§ AIM
Look through the material below. Copy every line with the string "hace" in it.

§ THE DATA
● ● ● ● ●
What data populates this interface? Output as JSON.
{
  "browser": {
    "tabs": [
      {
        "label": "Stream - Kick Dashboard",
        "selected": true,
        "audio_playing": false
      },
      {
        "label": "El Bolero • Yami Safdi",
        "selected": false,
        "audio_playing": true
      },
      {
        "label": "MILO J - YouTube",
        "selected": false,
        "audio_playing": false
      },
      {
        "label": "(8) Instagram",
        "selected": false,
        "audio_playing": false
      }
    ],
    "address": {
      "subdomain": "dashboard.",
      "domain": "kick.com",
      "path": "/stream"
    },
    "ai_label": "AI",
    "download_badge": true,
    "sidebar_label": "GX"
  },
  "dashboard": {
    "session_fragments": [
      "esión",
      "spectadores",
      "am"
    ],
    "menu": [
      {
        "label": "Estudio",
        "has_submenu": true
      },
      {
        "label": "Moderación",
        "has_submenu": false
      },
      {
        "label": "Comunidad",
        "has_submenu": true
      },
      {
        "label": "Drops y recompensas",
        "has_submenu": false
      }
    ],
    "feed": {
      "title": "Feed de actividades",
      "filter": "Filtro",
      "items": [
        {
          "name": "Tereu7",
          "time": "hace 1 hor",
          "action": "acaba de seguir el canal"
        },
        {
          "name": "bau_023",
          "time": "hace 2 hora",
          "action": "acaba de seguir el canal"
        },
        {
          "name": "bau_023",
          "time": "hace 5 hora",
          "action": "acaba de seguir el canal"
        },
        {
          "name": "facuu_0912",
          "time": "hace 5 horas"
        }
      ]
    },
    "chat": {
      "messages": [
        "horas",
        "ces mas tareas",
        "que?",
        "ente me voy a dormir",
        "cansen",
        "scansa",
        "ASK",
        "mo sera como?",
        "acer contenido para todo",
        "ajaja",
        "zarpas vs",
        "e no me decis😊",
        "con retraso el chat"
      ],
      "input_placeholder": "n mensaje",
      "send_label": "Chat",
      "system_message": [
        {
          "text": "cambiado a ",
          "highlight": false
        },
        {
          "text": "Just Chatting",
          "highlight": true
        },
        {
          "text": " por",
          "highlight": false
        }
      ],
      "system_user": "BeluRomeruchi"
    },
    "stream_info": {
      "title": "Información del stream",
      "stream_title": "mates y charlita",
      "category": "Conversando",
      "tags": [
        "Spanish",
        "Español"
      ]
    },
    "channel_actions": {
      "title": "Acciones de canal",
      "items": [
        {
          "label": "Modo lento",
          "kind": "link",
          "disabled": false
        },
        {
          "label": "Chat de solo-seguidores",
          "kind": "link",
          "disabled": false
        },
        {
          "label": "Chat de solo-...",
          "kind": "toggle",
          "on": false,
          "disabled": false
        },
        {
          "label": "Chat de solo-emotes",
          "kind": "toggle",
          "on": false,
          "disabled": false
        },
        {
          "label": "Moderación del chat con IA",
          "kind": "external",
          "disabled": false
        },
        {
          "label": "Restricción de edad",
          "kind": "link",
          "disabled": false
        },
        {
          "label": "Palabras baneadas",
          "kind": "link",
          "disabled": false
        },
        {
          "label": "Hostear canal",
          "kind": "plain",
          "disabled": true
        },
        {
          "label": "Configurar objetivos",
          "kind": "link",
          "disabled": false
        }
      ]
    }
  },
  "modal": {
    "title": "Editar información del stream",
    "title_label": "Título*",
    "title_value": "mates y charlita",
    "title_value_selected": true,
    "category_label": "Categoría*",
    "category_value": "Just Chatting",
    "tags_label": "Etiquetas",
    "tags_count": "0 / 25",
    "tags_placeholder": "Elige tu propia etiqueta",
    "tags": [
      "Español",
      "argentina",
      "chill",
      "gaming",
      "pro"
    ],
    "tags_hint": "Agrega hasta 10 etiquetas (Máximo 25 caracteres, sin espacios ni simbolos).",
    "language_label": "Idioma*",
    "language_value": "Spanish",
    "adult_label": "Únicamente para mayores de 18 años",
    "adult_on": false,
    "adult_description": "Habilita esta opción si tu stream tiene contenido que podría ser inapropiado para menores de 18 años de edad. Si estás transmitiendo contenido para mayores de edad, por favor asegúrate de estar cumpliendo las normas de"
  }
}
● ● ● ● ●
§ OUTPUT OF THE EXERCISE
          "time": "hace 1 hor",
          "time": "hace 2 hora",
          "time": "hace 5 hora",
          "time": "hace 5 horas"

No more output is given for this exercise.